#### Objective:
Transcribe each line exactly.

#### Dataset records:
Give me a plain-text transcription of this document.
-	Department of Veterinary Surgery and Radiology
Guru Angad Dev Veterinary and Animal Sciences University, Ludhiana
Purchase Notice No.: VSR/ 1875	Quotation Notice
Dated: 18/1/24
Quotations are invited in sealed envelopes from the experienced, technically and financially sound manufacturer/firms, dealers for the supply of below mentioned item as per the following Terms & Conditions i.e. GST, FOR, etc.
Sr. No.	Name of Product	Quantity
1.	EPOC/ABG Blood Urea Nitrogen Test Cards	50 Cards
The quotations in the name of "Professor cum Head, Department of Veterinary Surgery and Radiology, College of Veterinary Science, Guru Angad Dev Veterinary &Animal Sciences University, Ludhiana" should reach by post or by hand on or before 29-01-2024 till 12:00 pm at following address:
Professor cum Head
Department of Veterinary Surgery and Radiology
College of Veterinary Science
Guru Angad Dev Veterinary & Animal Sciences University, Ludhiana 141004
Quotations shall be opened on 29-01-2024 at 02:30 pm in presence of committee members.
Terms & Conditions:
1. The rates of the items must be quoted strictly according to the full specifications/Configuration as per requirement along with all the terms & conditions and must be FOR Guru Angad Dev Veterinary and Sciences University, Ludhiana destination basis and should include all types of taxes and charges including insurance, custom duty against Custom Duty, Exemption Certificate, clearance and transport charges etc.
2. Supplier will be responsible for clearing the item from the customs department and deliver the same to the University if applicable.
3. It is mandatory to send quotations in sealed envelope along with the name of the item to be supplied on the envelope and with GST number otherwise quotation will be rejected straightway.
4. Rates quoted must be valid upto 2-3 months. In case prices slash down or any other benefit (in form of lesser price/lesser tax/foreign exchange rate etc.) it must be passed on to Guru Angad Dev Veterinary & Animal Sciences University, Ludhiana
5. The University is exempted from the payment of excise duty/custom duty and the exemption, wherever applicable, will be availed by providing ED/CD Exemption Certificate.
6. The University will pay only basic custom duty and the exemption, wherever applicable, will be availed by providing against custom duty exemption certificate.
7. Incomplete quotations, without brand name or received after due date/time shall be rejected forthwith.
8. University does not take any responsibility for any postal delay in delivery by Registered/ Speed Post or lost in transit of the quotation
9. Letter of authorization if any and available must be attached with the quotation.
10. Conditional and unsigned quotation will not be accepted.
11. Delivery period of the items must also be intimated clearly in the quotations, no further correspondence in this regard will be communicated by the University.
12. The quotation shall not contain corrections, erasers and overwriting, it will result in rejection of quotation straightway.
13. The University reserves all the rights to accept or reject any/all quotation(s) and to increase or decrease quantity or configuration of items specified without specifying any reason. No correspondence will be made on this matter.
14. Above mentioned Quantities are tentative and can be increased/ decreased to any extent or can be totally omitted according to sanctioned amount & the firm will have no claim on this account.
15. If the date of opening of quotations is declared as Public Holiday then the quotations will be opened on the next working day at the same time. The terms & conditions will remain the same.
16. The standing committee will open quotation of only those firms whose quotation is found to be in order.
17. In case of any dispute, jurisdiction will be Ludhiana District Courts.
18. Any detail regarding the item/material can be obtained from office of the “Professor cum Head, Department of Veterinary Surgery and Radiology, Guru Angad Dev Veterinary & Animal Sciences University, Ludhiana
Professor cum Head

#### Result:
Give me a plain-text transcription of this document.
-	Department of Veterinary Surgery and Radiology
Guru Angad Dev Veterinary and Animal Sciences University, Ludhiana
Purchase Notice No.: VSR/ 1875	Quotation Notice
Dated: 18/1/24
Quotations are invited in sealed envelopes from the experienced, technically and financially sound manufacturer/firms, dealers for the supply of below mentioned item as per the following Terms & Conditions i.e. GST, FOR, etc.
Sr. No.	Name of Product	Quantity
1.	EPOC/ABG Blood Urea Nitrogen Test Cards	50 Cards
The quotations in the name of "Professor cum Head, Department of Veterinary Surgery and Radiology, College of Veterinary Science, Guru Angad Dev Veterinary &Animal Sciences University, Ludhiana" should reach by post or by hand on or before 29-01-2024 till 12:00 pm at following address:
Professor cum Head
Department of Veterinary Surgery and Radiology
College of Veterinary Science
Guru Angad Dev Veterinary & Animal Sciences University, Ludhiana 141004
Quotations shall be opened on 29-01-2024 at 02:30 pm in presence of committee members.
Terms & Conditions:
1. The rates of the items must be quoted strictly according to the full specifications/Configuration as per requirement along with all the terms & conditions and must be FOR Guru Angad Dev Veterinary and Sciences University, Ludhiana destination basis and should include all types of taxes and charges including insurance, custom duty against Custom Duty, Exemption Certificate, clearance and transport charges etc.
2. Supplier will be responsible for clearing the item from the customs department and deliver the same to the University if applicable.
3. It is mandatory to send quotations in sealed envelope along with the name of the item to be supplied on the envelope and with GST number otherwise quotation will be rejected straightway.
4. Rates quoted must be valid upto 2-3 months. In case prices slash down or any other benefit (in form of lesser price/lesser tax/foreign exchange rate etc.) it must be passed on to Guru Angad Dev Veterinary & Animal Sciences University, Ludhiana
5. The University is exempted from the payment of excise duty/custom duty and the exemption, wherever applicable, will be availed by providing ED/CD Exemption Certificate.
6. The University will pay only basic custom duty and the exemption, wherever applicable, will be availed by providing against custom duty exemption certificate.
7. Incomplete quotations, without brand name or received after due date/time shall be rejected forthwith.
8. University does not take any responsibility for any postal delay in delivery by Registered/ Speed Post or lost in transit of the quotation
9. Letter of authorization if any and available must be attached with the quotation.
10. Conditional and unsigned quotation will not be accepted.
11. Delivery period of the items must also be intimated clearly in the quotations, no further correspondence in this regard will be communicated by the University.
12. The quotation shall not contain corrections, erasers and overwriting, it will result in rejection of quotation straightway.
13. The University reserves all the rights to accept or reject any/all quotation(s) and to increase or decrease quantity or configuration of items specified without specifying any reason. No correspondence will be made on this matter.
14. Above mentioned Quantities are tentative and can be increased/ decreased to any extent or can be totally omitted according to sanctioned amount & the firm will have no claim on this account.
15. If the date of opening of quotations is declared as Public Holiday then the quotations will be opened on the next working day at the same time. The terms & conditions will remain the same.
16. The standing committee will open quotation of only those firms whose quotation is found to be in order.
17. In case of any dispute, jurisdiction will be Ludhiana District Courts.
18. Any detail regarding the item/material can be obtained from office of the “Professor cum Head, Department of Veterinary Surgery and Radiology, Guru Angad Dev Veterinary & Animal Sciences University, Ludhiana
Professor cum Head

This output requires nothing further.